Information shown:
● ● ● ●
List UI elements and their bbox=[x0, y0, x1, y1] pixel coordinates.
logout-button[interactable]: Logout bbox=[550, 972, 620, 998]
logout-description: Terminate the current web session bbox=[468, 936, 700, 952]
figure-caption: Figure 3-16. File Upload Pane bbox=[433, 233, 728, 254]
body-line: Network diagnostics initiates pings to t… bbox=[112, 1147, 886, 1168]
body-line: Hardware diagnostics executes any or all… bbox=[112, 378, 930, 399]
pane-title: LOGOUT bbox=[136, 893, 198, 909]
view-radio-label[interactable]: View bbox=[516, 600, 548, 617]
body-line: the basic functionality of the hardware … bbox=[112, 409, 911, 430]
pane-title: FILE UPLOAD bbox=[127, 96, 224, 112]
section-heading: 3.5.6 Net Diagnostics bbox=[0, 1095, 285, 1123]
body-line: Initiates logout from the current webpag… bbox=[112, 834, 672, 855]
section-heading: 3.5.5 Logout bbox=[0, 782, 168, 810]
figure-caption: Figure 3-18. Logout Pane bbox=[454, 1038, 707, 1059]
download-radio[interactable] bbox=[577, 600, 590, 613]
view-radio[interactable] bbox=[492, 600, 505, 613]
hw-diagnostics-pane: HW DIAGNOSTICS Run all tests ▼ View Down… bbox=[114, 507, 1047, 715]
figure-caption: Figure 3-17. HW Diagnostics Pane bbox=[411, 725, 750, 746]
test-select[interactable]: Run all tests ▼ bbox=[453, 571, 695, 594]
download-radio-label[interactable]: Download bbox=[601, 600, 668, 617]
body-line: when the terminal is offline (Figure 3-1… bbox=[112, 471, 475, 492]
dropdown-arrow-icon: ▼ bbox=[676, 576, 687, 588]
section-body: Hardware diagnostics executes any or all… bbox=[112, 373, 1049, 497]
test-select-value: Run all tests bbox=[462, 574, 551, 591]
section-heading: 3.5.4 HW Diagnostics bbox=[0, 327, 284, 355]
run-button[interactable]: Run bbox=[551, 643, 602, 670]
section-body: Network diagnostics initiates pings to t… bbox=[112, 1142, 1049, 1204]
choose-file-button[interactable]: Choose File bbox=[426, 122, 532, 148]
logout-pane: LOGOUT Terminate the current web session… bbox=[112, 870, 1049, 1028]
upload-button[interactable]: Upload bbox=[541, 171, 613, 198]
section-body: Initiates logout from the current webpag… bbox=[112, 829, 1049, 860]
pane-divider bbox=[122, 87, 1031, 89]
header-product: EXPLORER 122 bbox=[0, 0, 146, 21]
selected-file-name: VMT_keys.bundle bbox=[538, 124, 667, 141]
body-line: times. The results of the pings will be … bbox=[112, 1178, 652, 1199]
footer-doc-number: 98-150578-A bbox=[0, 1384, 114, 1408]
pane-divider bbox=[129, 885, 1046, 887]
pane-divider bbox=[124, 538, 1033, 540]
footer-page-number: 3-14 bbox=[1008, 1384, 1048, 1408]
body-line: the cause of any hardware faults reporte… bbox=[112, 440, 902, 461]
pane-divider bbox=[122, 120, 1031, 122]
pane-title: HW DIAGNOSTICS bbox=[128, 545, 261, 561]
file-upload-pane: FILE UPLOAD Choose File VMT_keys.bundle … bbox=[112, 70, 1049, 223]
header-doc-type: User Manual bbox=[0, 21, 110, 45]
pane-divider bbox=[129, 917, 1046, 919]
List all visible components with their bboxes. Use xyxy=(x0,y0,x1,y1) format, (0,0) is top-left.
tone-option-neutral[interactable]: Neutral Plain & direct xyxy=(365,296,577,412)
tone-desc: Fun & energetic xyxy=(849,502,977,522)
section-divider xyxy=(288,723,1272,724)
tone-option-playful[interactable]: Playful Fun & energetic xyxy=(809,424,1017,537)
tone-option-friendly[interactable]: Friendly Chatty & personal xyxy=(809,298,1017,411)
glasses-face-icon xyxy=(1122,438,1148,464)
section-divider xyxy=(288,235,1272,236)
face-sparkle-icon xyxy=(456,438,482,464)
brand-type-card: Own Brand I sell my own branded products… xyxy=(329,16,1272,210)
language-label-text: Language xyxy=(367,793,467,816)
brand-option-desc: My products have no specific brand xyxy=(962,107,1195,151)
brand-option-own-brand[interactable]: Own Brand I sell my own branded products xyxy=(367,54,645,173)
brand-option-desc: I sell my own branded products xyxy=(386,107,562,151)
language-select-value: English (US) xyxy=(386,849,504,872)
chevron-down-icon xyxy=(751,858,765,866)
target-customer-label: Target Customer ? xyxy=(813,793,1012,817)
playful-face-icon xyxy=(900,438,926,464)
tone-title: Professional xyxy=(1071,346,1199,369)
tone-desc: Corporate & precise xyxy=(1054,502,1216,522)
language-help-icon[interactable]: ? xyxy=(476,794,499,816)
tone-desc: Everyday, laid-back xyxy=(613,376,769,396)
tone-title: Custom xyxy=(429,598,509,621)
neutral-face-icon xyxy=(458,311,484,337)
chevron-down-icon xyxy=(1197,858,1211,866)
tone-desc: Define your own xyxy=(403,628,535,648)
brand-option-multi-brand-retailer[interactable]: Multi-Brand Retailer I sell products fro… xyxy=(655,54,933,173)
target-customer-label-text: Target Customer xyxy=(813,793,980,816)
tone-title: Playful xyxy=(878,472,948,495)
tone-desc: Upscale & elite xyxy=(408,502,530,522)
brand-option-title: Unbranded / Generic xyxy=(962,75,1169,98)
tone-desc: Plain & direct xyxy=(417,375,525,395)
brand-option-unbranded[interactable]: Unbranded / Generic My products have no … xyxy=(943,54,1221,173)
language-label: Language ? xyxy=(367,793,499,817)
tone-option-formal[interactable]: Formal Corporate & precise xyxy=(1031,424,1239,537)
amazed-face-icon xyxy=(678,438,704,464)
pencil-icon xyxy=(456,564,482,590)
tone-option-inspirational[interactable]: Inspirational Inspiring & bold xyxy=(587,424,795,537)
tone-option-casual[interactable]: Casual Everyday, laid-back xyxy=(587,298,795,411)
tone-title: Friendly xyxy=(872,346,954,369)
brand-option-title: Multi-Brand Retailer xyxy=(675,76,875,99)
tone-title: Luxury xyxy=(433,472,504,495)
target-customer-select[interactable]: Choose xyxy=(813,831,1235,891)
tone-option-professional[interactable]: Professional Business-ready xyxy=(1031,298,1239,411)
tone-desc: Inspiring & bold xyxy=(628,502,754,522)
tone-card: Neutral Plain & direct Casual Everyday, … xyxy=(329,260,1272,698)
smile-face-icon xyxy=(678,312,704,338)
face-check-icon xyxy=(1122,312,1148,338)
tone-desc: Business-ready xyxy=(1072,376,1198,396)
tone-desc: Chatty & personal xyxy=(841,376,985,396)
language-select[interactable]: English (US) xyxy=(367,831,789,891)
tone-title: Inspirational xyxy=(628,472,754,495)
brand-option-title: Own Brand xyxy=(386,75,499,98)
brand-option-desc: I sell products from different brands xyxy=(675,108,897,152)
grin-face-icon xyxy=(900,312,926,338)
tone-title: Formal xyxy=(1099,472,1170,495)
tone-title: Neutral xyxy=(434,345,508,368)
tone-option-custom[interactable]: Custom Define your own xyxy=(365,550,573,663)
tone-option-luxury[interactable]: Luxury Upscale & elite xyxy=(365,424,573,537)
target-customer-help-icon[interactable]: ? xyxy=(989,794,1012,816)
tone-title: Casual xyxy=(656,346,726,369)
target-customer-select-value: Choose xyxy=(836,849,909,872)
● ● ● ●
To do:
Can you copy out every line of the records above, unchanged and in the same order?

Response below:
List UI elements and their bbox=[x0, y0, x1, y1] pixel coordinates.
logout-button[interactable]: Logout bbox=[550, 972, 620, 998]
logout-description: Terminate the current web session bbox=[468, 936, 700, 952]
figure-caption: Figure 3-16. File Upload Pane bbox=[433, 233, 728, 254]
body-line: Network diagnostics initiates pings to t… bbox=[112, 1147, 886, 1168]
body-line: Hardware diagnostics executes any or all… bbox=[112, 378, 930, 399]
pane-title: LOGOUT bbox=[136, 893, 198, 909]
view-radio-label[interactable]: View bbox=[516, 600, 548, 617]
body-line: the basic functionality of the hardware … bbox=[112, 409, 911, 430]
pane-title: FILE UPLOAD bbox=[127, 96, 224, 112]
section-heading: 3.5.6 Net Diagnostics bbox=[0, 1095, 285, 1123]
body-line: Initiates logout from the current webpag… bbox=[112, 834, 672, 855]
section-heading: 3.5.5 Logout bbox=[0, 782, 168, 810]
figure-caption: Figure 3-18. Logout Pane bbox=[454, 1038, 707, 1059]
download-radio[interactable] bbox=[577, 600, 590, 613]
view-radio[interactable] bbox=[492, 600, 505, 613]
hw-diagnostics-pane: HW DIAGNOSTICS Run all tests ▼ View Down… bbox=[114, 507, 1047, 715]
figure-caption: Figure 3-17. HW Diagnostics Pane bbox=[411, 725, 750, 746]
test-select[interactable]: Run all tests ▼ bbox=[453, 571, 695, 594]
download-radio-label[interactable]: Download bbox=[601, 600, 668, 617]
body-line: when the terminal is offline (Figure 3-1… bbox=[112, 471, 475, 492]
dropdown-arrow-icon: ▼ bbox=[676, 576, 687, 588]
section-body: Hardware diagnostics executes any or all… bbox=[112, 373, 1049, 497]
test-select-value: Run all tests bbox=[462, 574, 551, 591]
section-heading: 3.5.4 HW Diagnostics bbox=[0, 327, 284, 355]
run-button[interactable]: Run bbox=[551, 643, 602, 670]
section-body: Network diagnostics initiates pings to t… bbox=[112, 1142, 1049, 1204]
choose-file-button[interactable]: Choose File bbox=[426, 122, 532, 148]
logout-pane: LOGOUT Terminate the current web session… bbox=[112, 870, 1049, 1028]
upload-button[interactable]: Upload bbox=[541, 171, 613, 198]
section-body: Initiates logout from the current webpag… bbox=[112, 829, 1049, 860]
pane-divider bbox=[122, 87, 1031, 89]
header-product: EXPLORER 122 bbox=[0, 0, 146, 21]
selected-file-name: VMT_keys.bundle bbox=[538, 124, 667, 141]
body-line: times. The results of the pings will be … bbox=[112, 1178, 652, 1199]
footer-doc-number: 98-150578-A bbox=[0, 1384, 114, 1408]
pane-divider bbox=[129, 885, 1046, 887]
pane-divider bbox=[124, 538, 1033, 540]
footer-page-number: 3-14 bbox=[1008, 1384, 1048, 1408]
body-line: the cause of any hardware faults reporte… bbox=[112, 440, 902, 461]
pane-divider bbox=[122, 120, 1031, 122]
pane-title: HW DIAGNOSTICS bbox=[128, 545, 261, 561]
file-upload-pane: FILE UPLOAD Choose File VMT_keys.bundle … bbox=[112, 70, 1049, 223]
header-doc-type: User Manual bbox=[0, 21, 110, 45]
pane-divider bbox=[129, 917, 1046, 919]
List all visible components with their bboxes. Use xyxy=(x0,y0,x1,y1) format, (0,0) is top-left.
tone-option-neutral[interactable]: Neutral Plain & direct xyxy=(365,296,577,412)
tone-desc: Fun & energetic xyxy=(849,502,977,522)
section-divider xyxy=(288,723,1272,724)
tone-option-playful[interactable]: Playful Fun & energetic xyxy=(809,424,1017,537)
tone-option-friendly[interactable]: Friendly Chatty & personal xyxy=(809,298,1017,411)
glasses-face-icon xyxy=(1122,438,1148,464)
section-divider xyxy=(288,235,1272,236)
face-sparkle-icon xyxy=(456,438,482,464)
brand-type-card: Own Brand I sell my own branded products… xyxy=(329,16,1272,210)
language-label-text: Language xyxy=(367,793,467,816)
brand-option-desc: My products have no specific brand xyxy=(962,107,1195,151)
brand-option-own-brand[interactable]: Own Brand I sell my own branded products xyxy=(367,54,645,173)
brand-option-desc: I sell my own branded products xyxy=(386,107,562,151)
language-select-value: English (US) xyxy=(386,849,504,872)
chevron-down-icon xyxy=(751,858,765,866)
target-customer-label: Target Customer ? xyxy=(813,793,1012,817)
playful-face-icon xyxy=(900,438,926,464)
tone-title: Professional xyxy=(1071,346,1199,369)
tone-desc: Corporate & precise xyxy=(1054,502,1216,522)
language-help-icon[interactable]: ? xyxy=(476,794,499,816)
tone-desc: Everyday, laid-back xyxy=(613,376,769,396)
tone-title: Custom xyxy=(429,598,509,621)
neutral-face-icon xyxy=(458,311,484,337)
chevron-down-icon xyxy=(1197,858,1211,866)
tone-desc: Define your own xyxy=(403,628,535,648)
brand-option-multi-brand-retailer[interactable]: Multi-Brand Retailer I sell products fro… xyxy=(655,54,933,173)
target-customer-label-text: Target Customer xyxy=(813,793,980,816)
tone-title: Playful xyxy=(878,472,948,495)
tone-desc: Upscale & elite xyxy=(408,502,530,522)
brand-option-title: Unbranded / Generic xyxy=(962,75,1169,98)
tone-desc: Plain & direct xyxy=(417,375,525,395)
brand-option-unbranded[interactable]: Unbranded / Generic My products have no … xyxy=(943,54,1221,173)
language-label: Language ? xyxy=(367,793,499,817)
tone-option-formal[interactable]: Formal Corporate & precise xyxy=(1031,424,1239,537)
amazed-face-icon xyxy=(678,438,704,464)
pencil-icon xyxy=(456,564,482,590)
tone-option-inspirational[interactable]: Inspirational Inspiring & bold xyxy=(587,424,795,537)
tone-option-casual[interactable]: Casual Everyday, laid-back xyxy=(587,298,795,411)
tone-title: Friendly xyxy=(872,346,954,369)
brand-option-title: Multi-Brand Retailer xyxy=(675,76,875,99)
tone-title: Luxury xyxy=(433,472,504,495)
target-customer-select[interactable]: Choose xyxy=(813,831,1235,891)
tone-option-professional[interactable]: Professional Business-ready xyxy=(1031,298,1239,411)
tone-desc: Inspiring & bold xyxy=(628,502,754,522)
tone-card: Neutral Plain & direct Casual Everyday, … xyxy=(329,260,1272,698)
smile-face-icon xyxy=(678,312,704,338)
face-check-icon xyxy=(1122,312,1148,338)
tone-desc: Business-ready xyxy=(1072,376,1198,396)
tone-desc: Chatty & personal xyxy=(841,376,985,396)
language-select[interactable]: English (US) xyxy=(367,831,789,891)
tone-title: Inspirational xyxy=(628,472,754,495)
brand-option-title: Own Brand xyxy=(386,75,499,98)
brand-option-desc: I sell products from different brands xyxy=(675,108,897,152)
grin-face-icon xyxy=(900,312,926,338)
tone-title: Formal xyxy=(1099,472,1170,495)
tone-title: Neutral xyxy=(434,345,508,368)
tone-option-custom[interactable]: Custom Define your own xyxy=(365,550,573,663)
tone-option-luxury[interactable]: Luxury Upscale & elite xyxy=(365,424,573,537)
target-customer-help-icon[interactable]: ? xyxy=(989,794,1012,816)
tone-title: Casual xyxy=(656,346,726,369)
target-customer-select-value: Choose xyxy=(836,849,909,872)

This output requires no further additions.